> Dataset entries
•••••
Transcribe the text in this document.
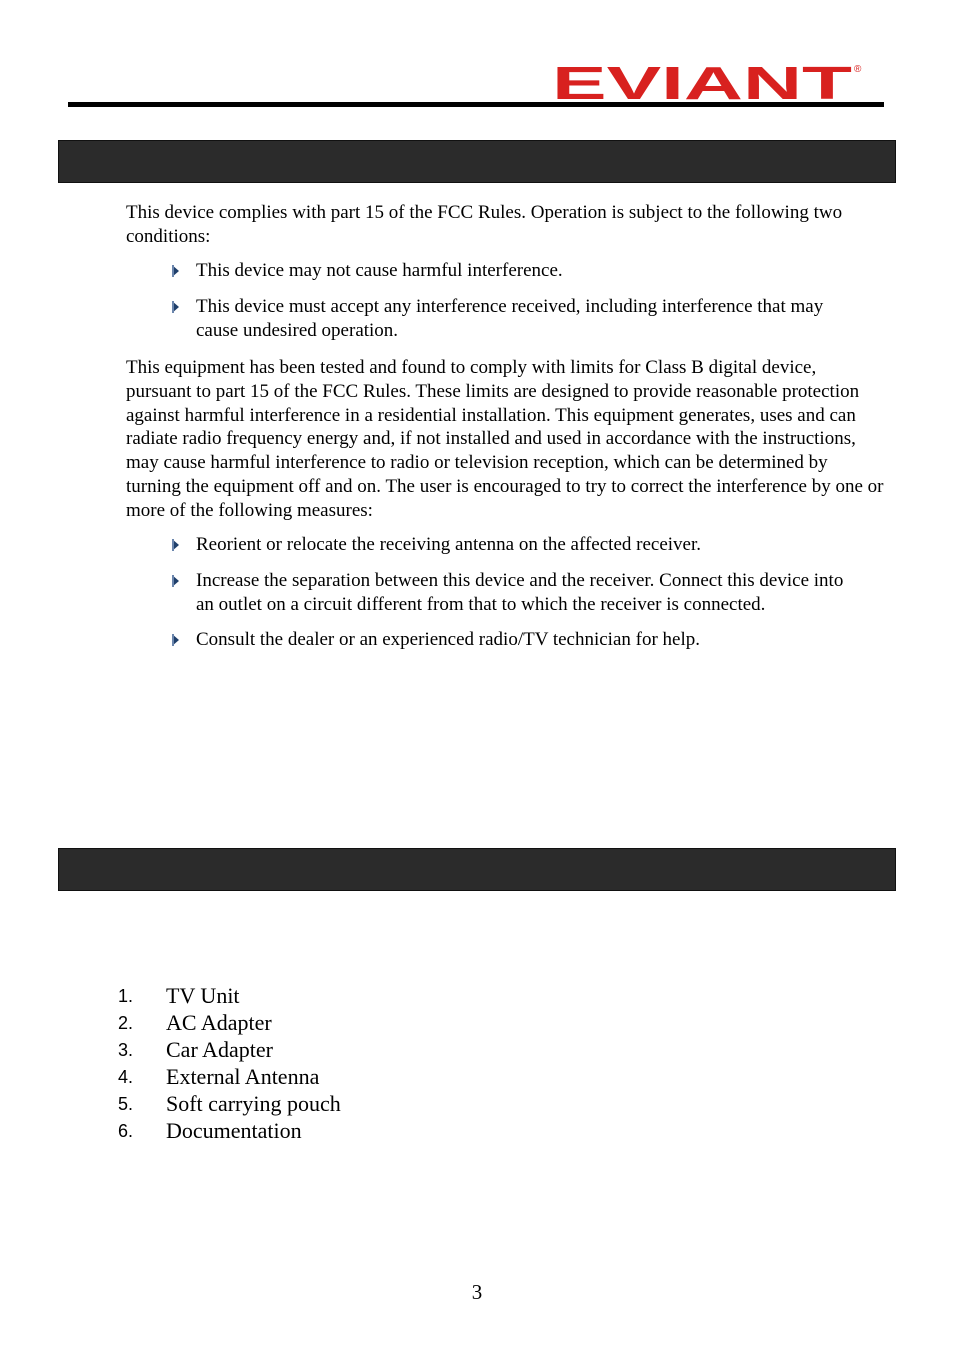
EVIANT ®

This device complies with part 15 of the FCC Rules. Operation is subject to the following two conditions:

This device may not cause harmful interference.
This device must accept any interference received, including interference that may cause undesired operation.

This equipment has been tested and found to comply with limits for Class B digital device, pursuant to part 15 of the FCC Rules. These limits are designed to provide reasonable protection against harmful interference in a residential installation. This equipment generates, uses and can radiate radio frequency energy and, if not installed and used in accordance with the instructions, may cause harmful interference to radio or television reception, which can be determined by turning the equipment off and on. The user is encouraged to try to correct the interference by one or more of the following measures:

Reorient or relocate the receiving antenna on the affected receiver.
Increase the separation between this device and the receiver. Connect this device into an outlet on a circuit different from that to which the receiver is connected.
Consult the dealer or an experienced radio/TV technician for help.
1. TV Unit
2. AC Adapter
3. Car Adapter
4. External Antenna
5. Soft carrying pouch
6. Documentation
3
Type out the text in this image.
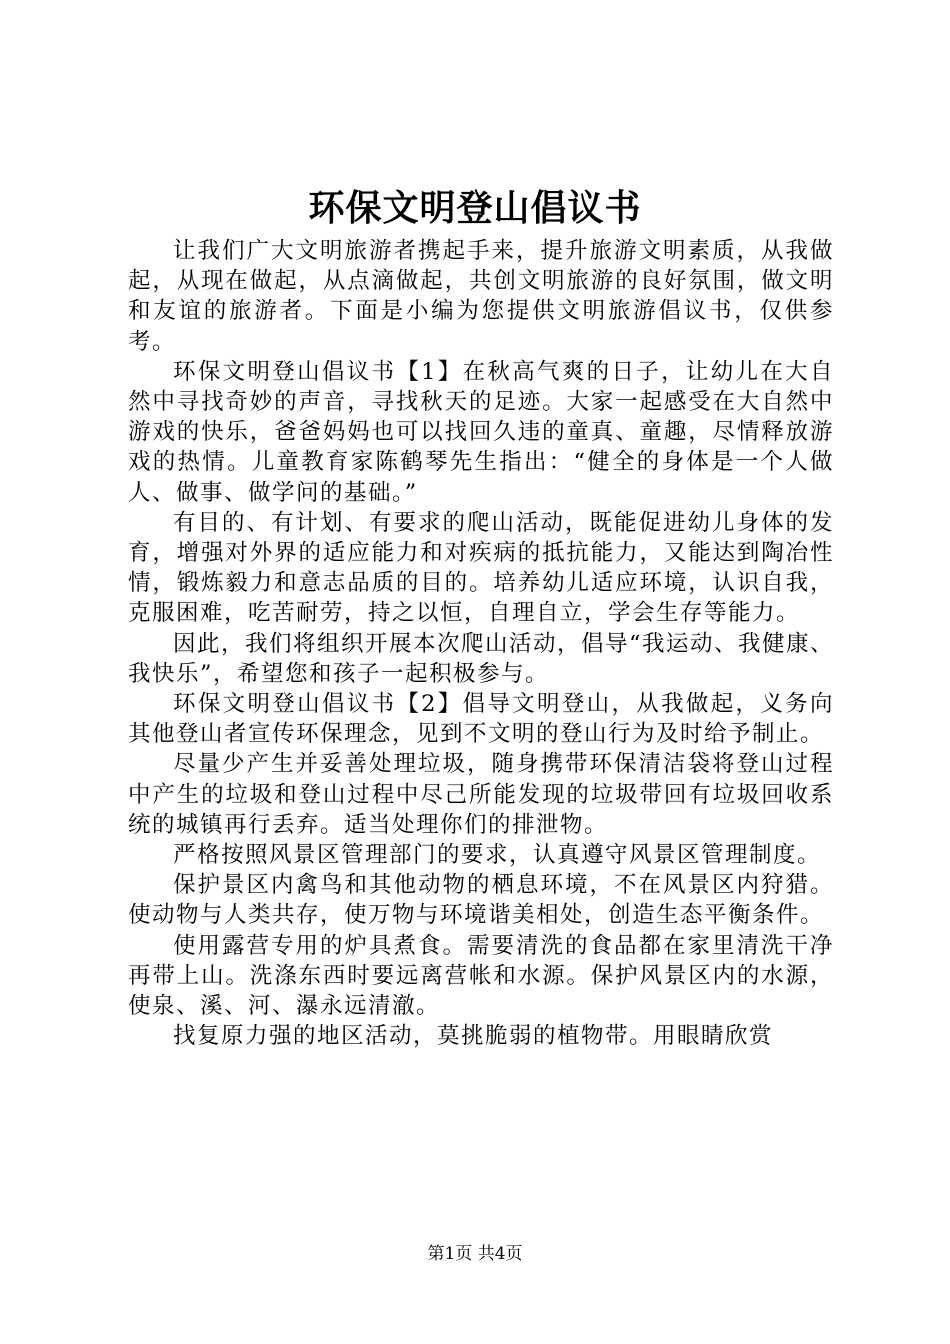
环保文明登山倡议书

让我们广大文明旅游者携起手来，提升旅游文明素质，从我做起，从现在做起，从点滴做起，共创文明旅游的良好氛围，做文明和友谊的旅游者。下面是小编为您提供文明旅游倡议书，仅供参考。

环保文明登山倡议书【1】在秋高气爽的日子，让幼儿在大自然中寻找奇妙的声音，寻找秋天的足迹。大家一起感受在大自然中游戏的快乐，爸爸妈妈也可以找回久违的童真、童趣，尽情释放游戏的热情。儿童教育家陈鹤琴先生指出：“健全的身体是一个人做人、做事、做学问的基础。”

有目的、有计划、有要求的爬山活动，既能促进幼儿身体的发育，增强对外界的适应能力和对疾病的抵抗能力，又能达到陶冶性情，锻炼毅力和意志品质的目的。培养幼儿适应环境，认识自我，克服困难，吃苦耐劳，持之以恒，自理自立，学会生存等能力。

因此，我们将组织开展本次爬山活动，倡导“我运动、我健康、我快乐”，希望您和孩子一起积极参与。

环保文明登山倡议书【2】倡导文明登山，从我做起，义务向其他登山者宣传环保理念，见到不文明的登山行为及时给予制止。

尽量少产生并妥善处理垃圾，随身携带环保清洁袋将登山过程中产生的垃圾和登山过程中尽己所能发现的垃圾带回有垃圾回收系统的城镇再行丢弃。适当处理你们的排泄物。

严格按照风景区管理部门的要求，认真遵守风景区管理制度。

保护景区内禽鸟和其他动物的栖息环境，不在风景区内狩猎。使动物与人类共存，使万物与环境谐美相处，创造生态平衡条件。

使用露营专用的炉具煮食。需要清洗的食品都在家里清洗干净再带上山。洗涤东西时要远离营帐和水源。保护风景区内的水源，使泉、溪、河、瀑永远清澈。

找复原力强的地区活动，莫挑脆弱的植物带。用眼睛欣赏

第1页 共4页
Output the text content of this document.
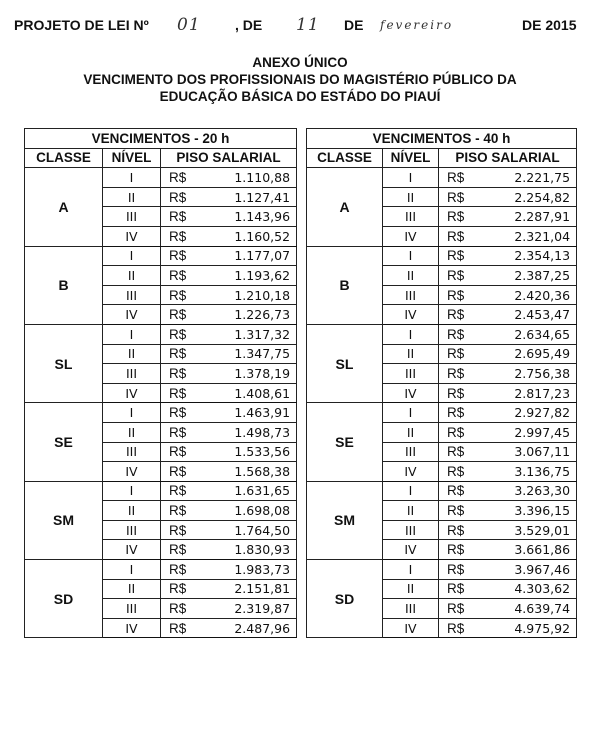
PROJETO DE LEI Nº 01 , DE 11 DE fevereiro	DE 2015
ANEXO ÚNICO
VENCIMENTO DOS PROFISSIONAIS DO MAGISTÉRIO PÚBLICO DA
EDUCAÇÃO BÁSICA DO ESTÁDO DO PIAUÍ
VENCIMENTOS - 20 h			
CLASSE	NÍVEL	PISO SALARIAL	
A	I	R$	1.110,88
	II	R$	1.127,41
	III	R$	1.143,96
	IV	R$	1.160,52
B	I	R$	1.177,07
	II	R$	1.193,62
	III	R$	1.210,18
	IV	R$	1.226,73
SL	I	R$	1.317,32
	II	R$	1.347,75
	III	R$	1.378,19
	IV	R$	1.408,61
SE	I	R$	1.463,91
	II	R$	1.498,73
	III	R$	1.533,56
	IV	R$	1.568,38
SM	I	R$	1.631,65
	II	R$	1.698,08
	III	R$	1.764,50
	IV	R$	1.830,93
SD	I	R$	1.983,73
	II	R$	2.151,81
	III	R$	2.319,87
	IV	R$	2.487,96
VENCIMENTOS - 40 h			
CLASSE	NÍVEL	PISO SALARIAL	
A	I	R$	2.221,75
	II	R$	2.254,82
	III	R$	2.287,91
	IV	R$	2.321,04
B	I	R$	2.354,13
	II	R$	2.387,25
	III	R$	2.420,36
	IV	R$	2.453,47
SL	I	R$	2.634,65
	II	R$	2.695,49
	III	R$	2.756,38
	IV	R$	2.817,23
SE	I	R$	2.927,82
	II	R$	2.997,45
	III	R$	3.067,11
	IV	R$	3.136,75
SM	I	R$	3.263,30
	II	R$	3.396,15
	III	R$	3.529,01
	IV	R$	3.661,86
SD	I	R$	3.967,46
	II	R$	4.303,62
	III	R$	4.639,74
	IV	R$	4.975,92
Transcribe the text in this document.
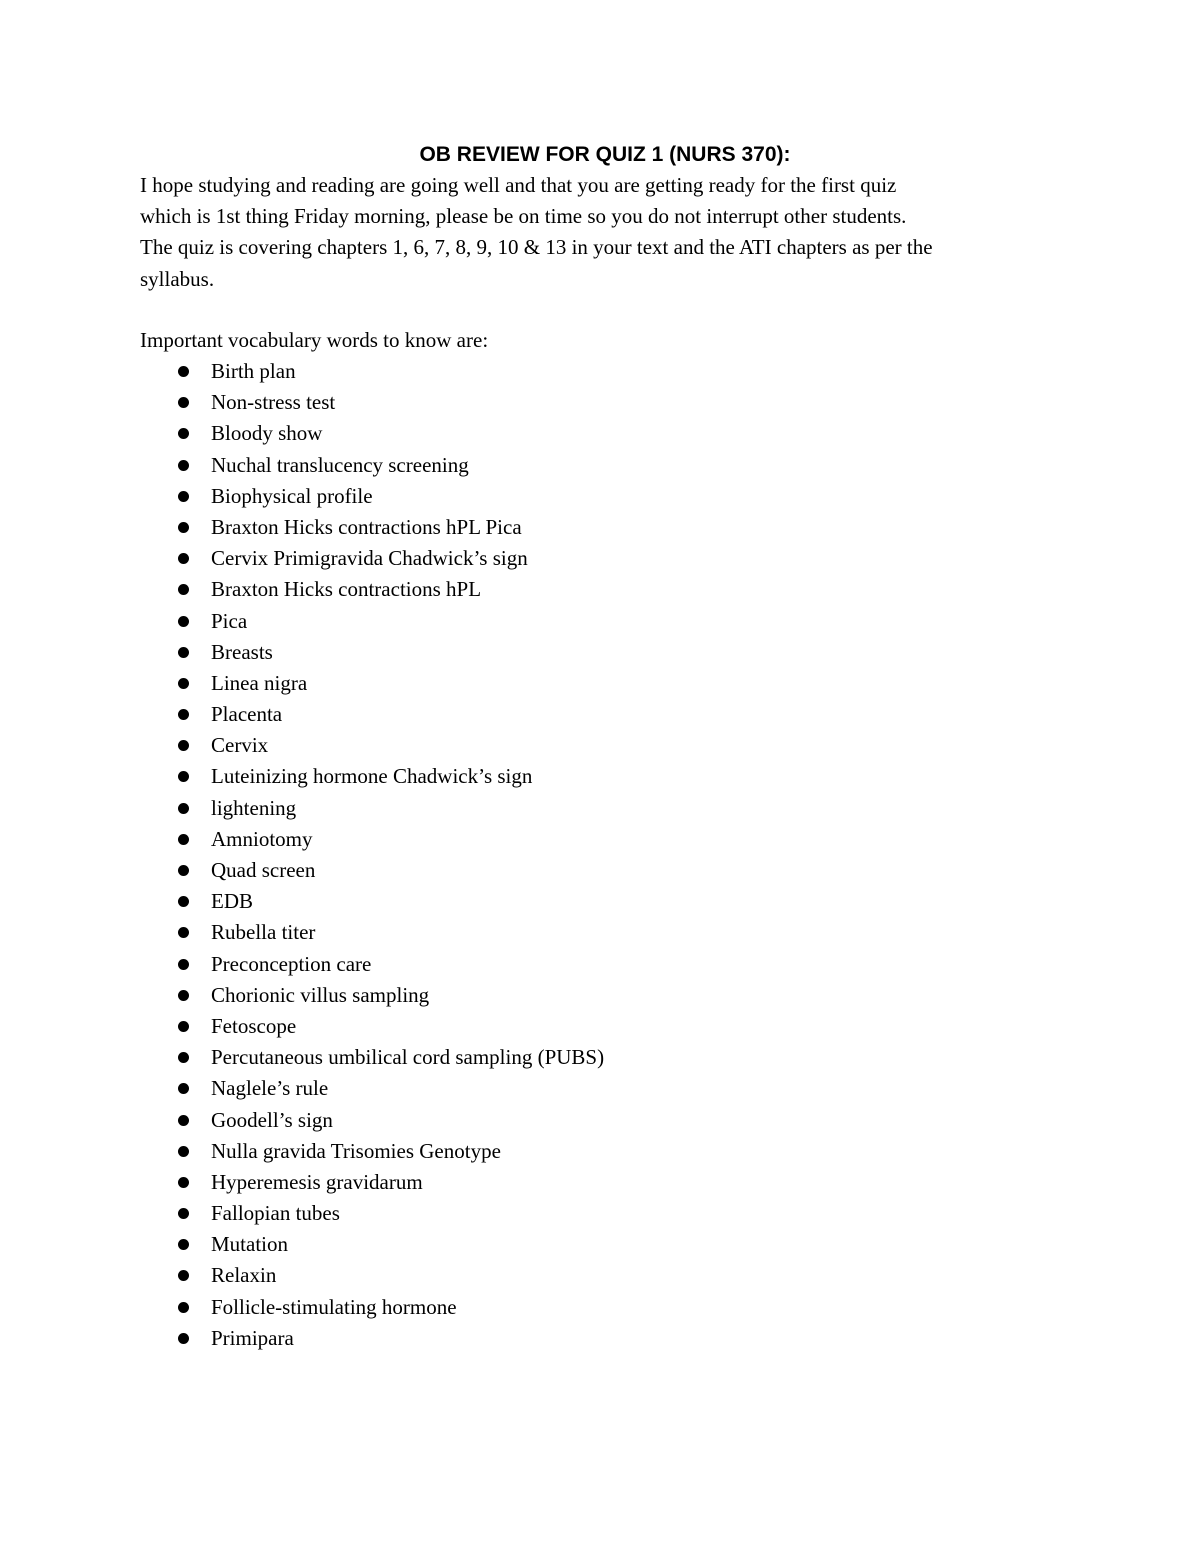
OB REVIEW FOR QUIZ 1 (NURS 370):
I hope studying and reading are going well and that you are getting ready for the first quiz
which is 1st thing Friday morning, please be on time so you do not interrupt other students.
The quiz is covering chapters 1, 6, 7, 8, 9, 10 & 13 in your text and the ATI chapters as per the
syllabus.

Important vocabulary words to know are:

Birth plan
Non-stress test
Bloody show
Nuchal translucency screening
Biophysical profile
Braxton Hicks contractions hPL Pica
Cervix Primigravida Chadwick’s sign
Braxton Hicks contractions hPL
Pica
Breasts
Linea nigra
Placenta
Cervix
Luteinizing hormone Chadwick’s sign
lightening
Amniotomy
Quad screen
EDB
Rubella titer
Preconception care
Chorionic villus sampling
Fetoscope
Percutaneous umbilical cord sampling (PUBS)
Naglele’s rule
Goodell’s sign
Nulla gravida Trisomies Genotype
Hyperemesis gravidarum
Fallopian tubes
Mutation
Relaxin
Follicle-stimulating hormone
Primipara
•••••
> Written task
Where a line in the material above holds "从我做起", copy that line.

> Written reply
让我们广大文明旅游者携起手来，提升旅游文明素质，从我做起，从现在做起，从点滴做起，共创文明旅游的良好氛围，做文明和友谊的旅游者。下面是小编为您提供文明旅游倡议书，仅供参考。
环保文明登山倡议书【2】倡导文明登山，从我做起，义务向其他登山者宣传环保理念，见到不文明的登山行为及时给予制止。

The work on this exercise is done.